▶ **Input data**:
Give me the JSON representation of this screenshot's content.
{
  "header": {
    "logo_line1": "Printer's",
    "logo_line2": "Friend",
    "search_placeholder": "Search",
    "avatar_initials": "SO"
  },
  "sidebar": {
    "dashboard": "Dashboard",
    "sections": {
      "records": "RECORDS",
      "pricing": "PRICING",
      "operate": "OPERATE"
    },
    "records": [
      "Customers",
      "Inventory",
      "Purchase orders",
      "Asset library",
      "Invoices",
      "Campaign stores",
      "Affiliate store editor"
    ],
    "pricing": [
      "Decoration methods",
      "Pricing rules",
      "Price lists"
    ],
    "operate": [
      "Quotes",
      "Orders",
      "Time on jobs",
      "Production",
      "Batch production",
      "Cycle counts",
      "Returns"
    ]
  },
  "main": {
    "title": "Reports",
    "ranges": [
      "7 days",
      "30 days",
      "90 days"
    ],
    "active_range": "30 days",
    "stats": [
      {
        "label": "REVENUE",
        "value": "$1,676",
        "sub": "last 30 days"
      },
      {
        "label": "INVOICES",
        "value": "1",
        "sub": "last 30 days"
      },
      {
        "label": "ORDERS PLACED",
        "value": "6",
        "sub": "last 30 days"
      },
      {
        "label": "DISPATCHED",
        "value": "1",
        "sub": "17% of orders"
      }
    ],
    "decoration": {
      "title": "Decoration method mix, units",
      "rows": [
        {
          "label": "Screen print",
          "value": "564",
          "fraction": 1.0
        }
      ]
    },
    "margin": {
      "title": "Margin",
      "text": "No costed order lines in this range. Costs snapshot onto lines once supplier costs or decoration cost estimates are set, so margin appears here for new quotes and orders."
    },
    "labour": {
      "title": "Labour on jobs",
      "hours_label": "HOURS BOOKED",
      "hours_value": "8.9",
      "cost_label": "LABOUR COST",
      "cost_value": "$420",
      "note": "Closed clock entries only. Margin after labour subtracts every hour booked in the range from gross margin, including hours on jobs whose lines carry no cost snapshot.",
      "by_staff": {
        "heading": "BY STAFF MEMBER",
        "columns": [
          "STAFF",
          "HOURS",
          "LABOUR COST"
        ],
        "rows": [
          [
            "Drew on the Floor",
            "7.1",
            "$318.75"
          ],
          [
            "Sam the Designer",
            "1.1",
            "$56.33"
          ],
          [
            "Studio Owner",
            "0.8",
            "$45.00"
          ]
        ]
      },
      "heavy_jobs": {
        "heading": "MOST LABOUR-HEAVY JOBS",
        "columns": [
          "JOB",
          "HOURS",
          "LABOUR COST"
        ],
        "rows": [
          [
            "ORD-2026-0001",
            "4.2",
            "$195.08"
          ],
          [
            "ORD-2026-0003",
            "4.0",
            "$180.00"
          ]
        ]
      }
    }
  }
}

▶ **Set task**:
Once more, set down the full listing, verbatim.

▶ **Finished answer**:
Give me the JSON representation of this screenshot's content.
{
  "header": {
    "logo_line1": "Printer's",
    "logo_line2": "Friend",
    "search_placeholder": "Search",
    "avatar_initials": "SO"
  },
  "sidebar": {
    "dashboard": "Dashboard",
    "sections": {
      "records": "RECORDS",
      "pricing": "PRICING",
      "operate": "OPERATE"
    },
    "records": [
      "Customers",
      "Inventory",
      "Purchase orders",
      "Asset library",
      "Invoices",
      "Campaign stores",
      "Affiliate store editor"
    ],
    "pricing": [
      "Decoration methods",
      "Pricing rules",
      "Price lists"
    ],
    "operate": [
      "Quotes",
      "Orders",
      "Time on jobs",
      "Production",
      "Batch production",
      "Cycle counts",
      "Returns"
    ]
  },
  "main": {
    "title": "Reports",
    "ranges": [
      "7 days",
      "30 days",
      "90 days"
    ],
    "active_range": "30 days",
    "stats": [
      {
        "label": "REVENUE",
        "value": "$1,676",
        "sub": "last 30 days"
      },
      {
        "label": "INVOICES",
        "value": "1",
        "sub": "last 30 days"
      },
      {
        "label": "ORDERS PLACED",
        "value": "6",
        "sub": "last 30 days"
      },
      {
        "label": "DISPATCHED",
        "value": "1",
        "sub": "17% of orders"
      }
    ],
    "decoration": {
      "title": "Decoration method mix, units",
      "rows": [
        {
          "label": "Screen print",
          "value": "564",
          "fraction": 1.0
        }
      ]
    },
    "margin": {
      "title": "Margin",
      "text": "No costed order lines in this range. Costs snapshot onto lines once supplier costs or decoration cost estimates are set, so margin appears here for new quotes and orders."
    },
    "labour": {
      "title": "Labour on jobs",
      "hours_label": "HOURS BOOKED",
      "hours_value": "8.9",
      "cost_label": "LABOUR COST",
      "cost_value": "$420",
      "note": "Closed clock entries only. Margin after labour subtracts every hour booked in the range from gross margin, including hours on jobs whose lines carry no cost snapshot.",
      "by_staff": {
        "heading": "BY STAFF MEMBER",
        "columns": [
          "STAFF",
          "HOURS",
          "LABOUR COST"
        ],
        "rows": [
          [
            "Drew on the Floor",
            "7.1",
            "$318.75"
          ],
          [
            "Sam the Designer",
            "1.1",
            "$56.33"
          ],
          [
            "Studio Owner",
            "0.8",
            "$45.00"
          ]
        ]
      },
      "heavy_jobs": {
        "heading": "MOST LABOUR-HEAVY JOBS",
        "columns": [
          "JOB",
          "HOURS",
          "LABOUR COST"
        ],
        "rows": [
          [
            "ORD-2026-0001",
            "4.2",
            "$195.08"
          ],
          [
            "ORD-2026-0003",
            "4.0",
            "$180.00"
          ]
        ]
      }
    }
  }
}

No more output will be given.